**Stored dataset items:**

Begin

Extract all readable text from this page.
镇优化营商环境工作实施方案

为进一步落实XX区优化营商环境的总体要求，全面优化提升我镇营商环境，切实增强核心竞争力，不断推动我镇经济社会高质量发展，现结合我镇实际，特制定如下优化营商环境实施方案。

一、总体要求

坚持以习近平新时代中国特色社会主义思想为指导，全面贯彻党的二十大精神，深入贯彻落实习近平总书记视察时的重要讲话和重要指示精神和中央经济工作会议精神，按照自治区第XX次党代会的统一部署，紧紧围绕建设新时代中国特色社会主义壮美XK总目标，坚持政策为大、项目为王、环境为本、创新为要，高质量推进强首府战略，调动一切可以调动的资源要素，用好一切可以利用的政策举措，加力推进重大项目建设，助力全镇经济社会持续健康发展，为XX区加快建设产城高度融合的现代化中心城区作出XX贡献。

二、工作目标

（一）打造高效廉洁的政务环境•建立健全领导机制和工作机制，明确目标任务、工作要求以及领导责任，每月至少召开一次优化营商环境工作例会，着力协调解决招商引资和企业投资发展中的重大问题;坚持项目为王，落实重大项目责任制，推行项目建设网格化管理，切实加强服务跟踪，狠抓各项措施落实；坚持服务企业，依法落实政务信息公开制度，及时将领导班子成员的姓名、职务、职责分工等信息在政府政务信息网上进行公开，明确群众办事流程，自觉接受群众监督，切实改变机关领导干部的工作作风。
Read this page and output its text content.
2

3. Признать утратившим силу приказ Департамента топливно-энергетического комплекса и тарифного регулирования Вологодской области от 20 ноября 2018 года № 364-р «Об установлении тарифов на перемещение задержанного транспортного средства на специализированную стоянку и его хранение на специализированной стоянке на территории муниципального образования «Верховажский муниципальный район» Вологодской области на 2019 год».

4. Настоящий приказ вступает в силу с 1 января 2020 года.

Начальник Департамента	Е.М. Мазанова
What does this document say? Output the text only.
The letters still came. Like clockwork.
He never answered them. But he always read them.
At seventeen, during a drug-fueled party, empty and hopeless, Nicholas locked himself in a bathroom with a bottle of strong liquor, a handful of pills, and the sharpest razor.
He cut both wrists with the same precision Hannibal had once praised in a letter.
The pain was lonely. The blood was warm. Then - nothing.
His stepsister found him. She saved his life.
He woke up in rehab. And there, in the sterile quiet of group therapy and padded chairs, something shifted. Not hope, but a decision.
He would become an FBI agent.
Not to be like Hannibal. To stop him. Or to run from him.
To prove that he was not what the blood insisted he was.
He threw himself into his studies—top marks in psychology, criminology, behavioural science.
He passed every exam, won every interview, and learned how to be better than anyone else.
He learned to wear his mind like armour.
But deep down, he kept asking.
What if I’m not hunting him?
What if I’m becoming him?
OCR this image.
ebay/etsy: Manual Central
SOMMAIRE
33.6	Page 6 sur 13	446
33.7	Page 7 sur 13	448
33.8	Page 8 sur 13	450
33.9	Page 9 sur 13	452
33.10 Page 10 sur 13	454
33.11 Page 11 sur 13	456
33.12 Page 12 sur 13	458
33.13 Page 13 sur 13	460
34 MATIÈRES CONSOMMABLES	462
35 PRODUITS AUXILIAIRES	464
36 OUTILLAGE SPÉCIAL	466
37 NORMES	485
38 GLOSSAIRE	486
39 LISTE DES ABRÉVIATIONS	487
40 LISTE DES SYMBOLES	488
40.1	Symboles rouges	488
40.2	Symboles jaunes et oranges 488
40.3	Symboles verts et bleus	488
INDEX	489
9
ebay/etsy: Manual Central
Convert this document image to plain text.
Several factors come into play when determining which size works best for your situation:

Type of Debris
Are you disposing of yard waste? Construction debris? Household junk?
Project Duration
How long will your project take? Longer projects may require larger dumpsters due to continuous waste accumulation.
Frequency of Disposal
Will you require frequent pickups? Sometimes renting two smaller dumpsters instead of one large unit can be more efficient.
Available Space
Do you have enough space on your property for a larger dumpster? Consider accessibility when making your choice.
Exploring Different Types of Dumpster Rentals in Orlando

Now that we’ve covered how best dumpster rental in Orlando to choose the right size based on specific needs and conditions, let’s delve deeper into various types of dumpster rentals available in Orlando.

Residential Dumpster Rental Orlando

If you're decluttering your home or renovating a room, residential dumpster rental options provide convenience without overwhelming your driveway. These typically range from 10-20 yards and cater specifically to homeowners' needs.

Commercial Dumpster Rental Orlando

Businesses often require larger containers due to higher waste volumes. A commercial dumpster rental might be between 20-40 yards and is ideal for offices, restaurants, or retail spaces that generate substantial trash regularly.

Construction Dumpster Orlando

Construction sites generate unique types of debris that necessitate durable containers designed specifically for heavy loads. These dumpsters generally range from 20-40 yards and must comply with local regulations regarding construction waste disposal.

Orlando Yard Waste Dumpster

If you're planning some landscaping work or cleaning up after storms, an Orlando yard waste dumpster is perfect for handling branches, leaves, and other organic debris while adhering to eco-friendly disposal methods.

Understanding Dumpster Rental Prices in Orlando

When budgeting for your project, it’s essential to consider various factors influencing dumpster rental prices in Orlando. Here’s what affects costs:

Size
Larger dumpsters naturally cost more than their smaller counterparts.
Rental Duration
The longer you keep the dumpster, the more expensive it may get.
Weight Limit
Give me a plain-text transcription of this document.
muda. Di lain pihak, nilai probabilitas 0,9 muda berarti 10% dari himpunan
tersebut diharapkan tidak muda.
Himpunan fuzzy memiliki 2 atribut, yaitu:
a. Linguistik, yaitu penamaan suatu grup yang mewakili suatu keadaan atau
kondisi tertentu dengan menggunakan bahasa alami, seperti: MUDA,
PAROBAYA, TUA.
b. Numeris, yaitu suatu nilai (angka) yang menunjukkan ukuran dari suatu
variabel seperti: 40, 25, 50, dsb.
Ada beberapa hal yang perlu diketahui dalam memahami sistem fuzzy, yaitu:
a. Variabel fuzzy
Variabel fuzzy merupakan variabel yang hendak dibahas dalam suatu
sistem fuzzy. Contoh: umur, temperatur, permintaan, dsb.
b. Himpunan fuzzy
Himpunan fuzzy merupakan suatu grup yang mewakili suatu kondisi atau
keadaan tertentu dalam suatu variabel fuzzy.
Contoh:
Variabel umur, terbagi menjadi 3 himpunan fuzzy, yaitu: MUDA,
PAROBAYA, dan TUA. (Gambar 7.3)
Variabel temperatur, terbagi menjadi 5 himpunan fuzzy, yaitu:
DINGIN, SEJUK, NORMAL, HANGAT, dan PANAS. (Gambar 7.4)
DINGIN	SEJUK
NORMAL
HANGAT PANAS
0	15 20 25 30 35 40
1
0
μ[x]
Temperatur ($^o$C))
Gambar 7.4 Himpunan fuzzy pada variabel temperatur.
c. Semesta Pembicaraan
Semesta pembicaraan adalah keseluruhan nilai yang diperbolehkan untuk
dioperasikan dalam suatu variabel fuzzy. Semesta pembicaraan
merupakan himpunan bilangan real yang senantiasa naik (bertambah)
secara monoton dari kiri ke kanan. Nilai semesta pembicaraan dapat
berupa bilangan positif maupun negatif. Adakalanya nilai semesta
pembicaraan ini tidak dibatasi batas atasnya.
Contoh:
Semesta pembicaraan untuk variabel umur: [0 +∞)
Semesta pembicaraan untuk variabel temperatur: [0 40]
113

End

Go through the entries and return each line where the word "kondisi" appears.

kondisi tertentu dengan menggunakan bahasa alami, seperti: MUDA,
Himpunan fuzzy merupakan suatu grup yang mewakili suatu kondisi atau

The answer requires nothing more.